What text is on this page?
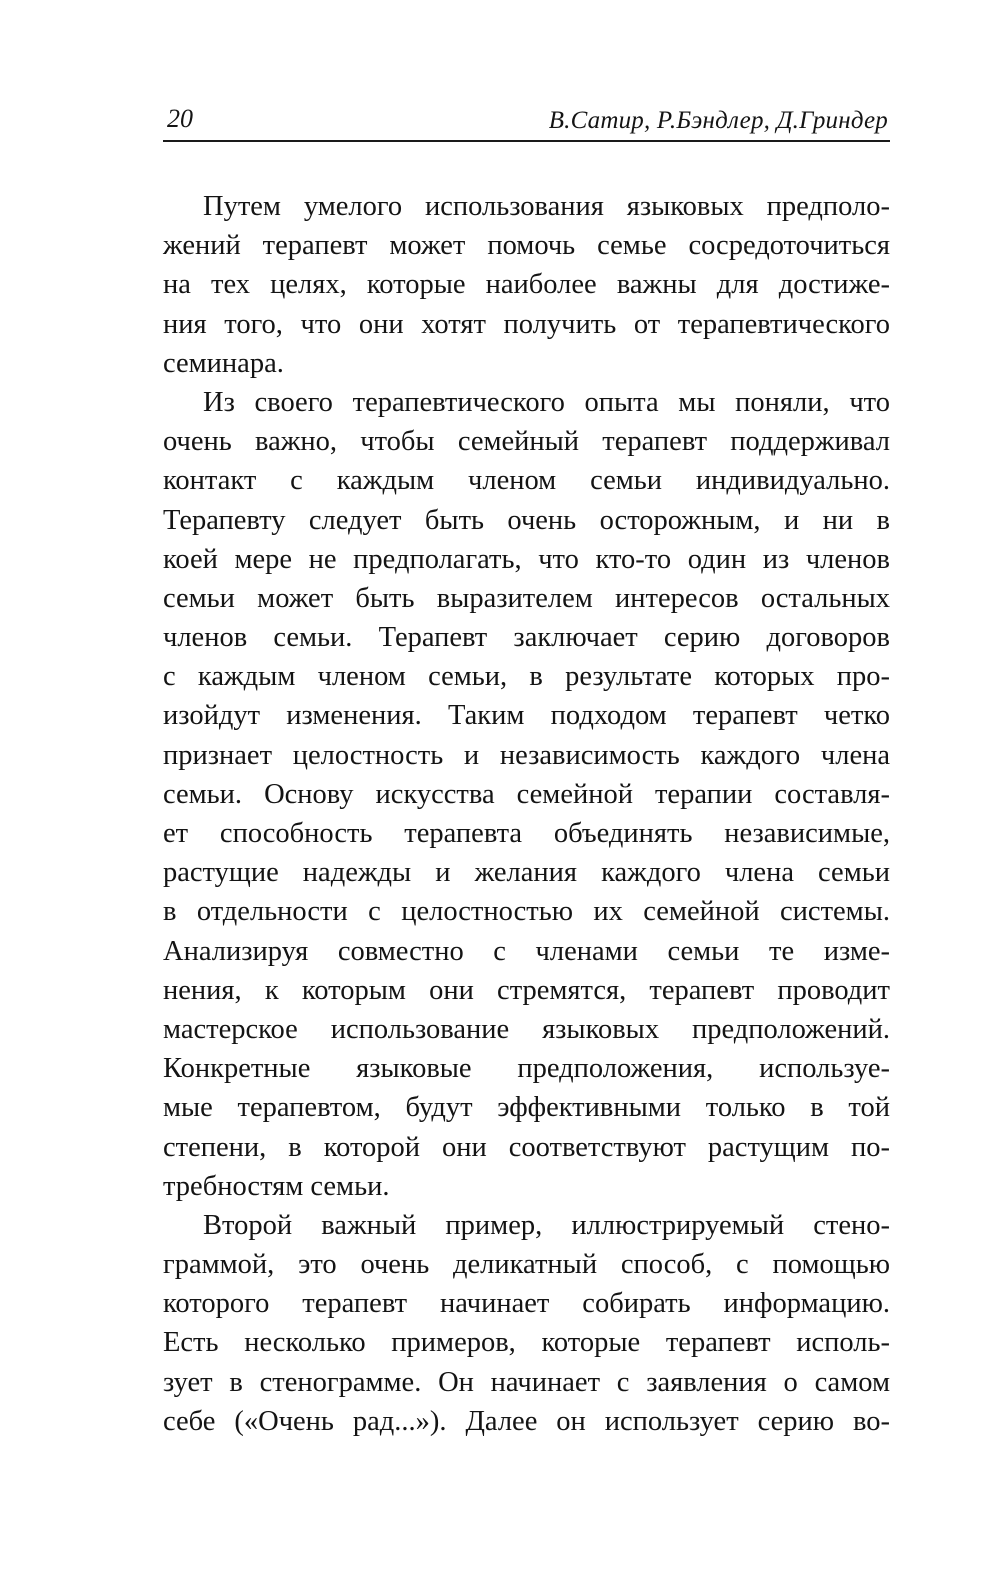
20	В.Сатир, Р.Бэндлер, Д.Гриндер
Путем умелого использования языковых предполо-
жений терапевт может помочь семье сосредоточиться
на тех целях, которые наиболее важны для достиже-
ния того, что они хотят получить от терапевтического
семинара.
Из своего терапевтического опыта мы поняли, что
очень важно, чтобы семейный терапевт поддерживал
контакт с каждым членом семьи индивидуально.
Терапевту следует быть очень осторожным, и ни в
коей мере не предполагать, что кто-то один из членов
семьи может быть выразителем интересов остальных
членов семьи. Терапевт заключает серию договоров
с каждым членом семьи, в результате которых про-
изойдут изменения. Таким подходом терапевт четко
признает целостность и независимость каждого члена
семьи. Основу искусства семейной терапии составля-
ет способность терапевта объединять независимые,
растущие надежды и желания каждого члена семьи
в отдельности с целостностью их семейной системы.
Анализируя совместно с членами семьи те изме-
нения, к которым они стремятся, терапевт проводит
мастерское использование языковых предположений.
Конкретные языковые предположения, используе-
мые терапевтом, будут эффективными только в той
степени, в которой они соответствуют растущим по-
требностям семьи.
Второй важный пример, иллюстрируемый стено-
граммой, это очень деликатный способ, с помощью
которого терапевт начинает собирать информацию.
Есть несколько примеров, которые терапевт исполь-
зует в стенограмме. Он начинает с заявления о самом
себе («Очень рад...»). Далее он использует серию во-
═══
Work to be completed:
Skip the pictures and print each record exactly as it stands.

Exercise response:
What text is on this page?
20	В.Сатир, Р.Бэндлер, Д.Гриндер
Путем умелого использования языковых предполо-
жений терапевт может помочь семье сосредоточиться
на тех целях, которые наиболее важны для достиже-
ния того, что они хотят получить от терапевтического
семинара.
Из своего терапевтического опыта мы поняли, что
очень важно, чтобы семейный терапевт поддерживал
контакт с каждым членом семьи индивидуально.
Терапевту следует быть очень осторожным, и ни в
коей мере не предполагать, что кто-то один из членов
семьи может быть выразителем интересов остальных
членов семьи. Терапевт заключает серию договоров
с каждым членом семьи, в результате которых про-
изойдут изменения. Таким подходом терапевт четко
признает целостность и независимость каждого члена
семьи. Основу искусства семейной терапии составля-
ет способность терапевта объединять независимые,
растущие надежды и желания каждого члена семьи
в отдельности с целостностью их семейной системы.
Анализируя совместно с членами семьи те изме-
нения, к которым они стремятся, терапевт проводит
мастерское использование языковых предположений.
Конкретные языковые предположения, используе-
мые терапевтом, будут эффективными только в той
степени, в которой они соответствуют растущим по-
требностям семьи.
Второй важный пример, иллюстрируемый стено-
граммой, это очень деликатный способ, с помощью
которого терапевт начинает собирать информацию.
Есть несколько примеров, которые терапевт исполь-
зует в стенограмме. Он начинает с заявления о самом
себе («Очень рад...»). Далее он использует серию во-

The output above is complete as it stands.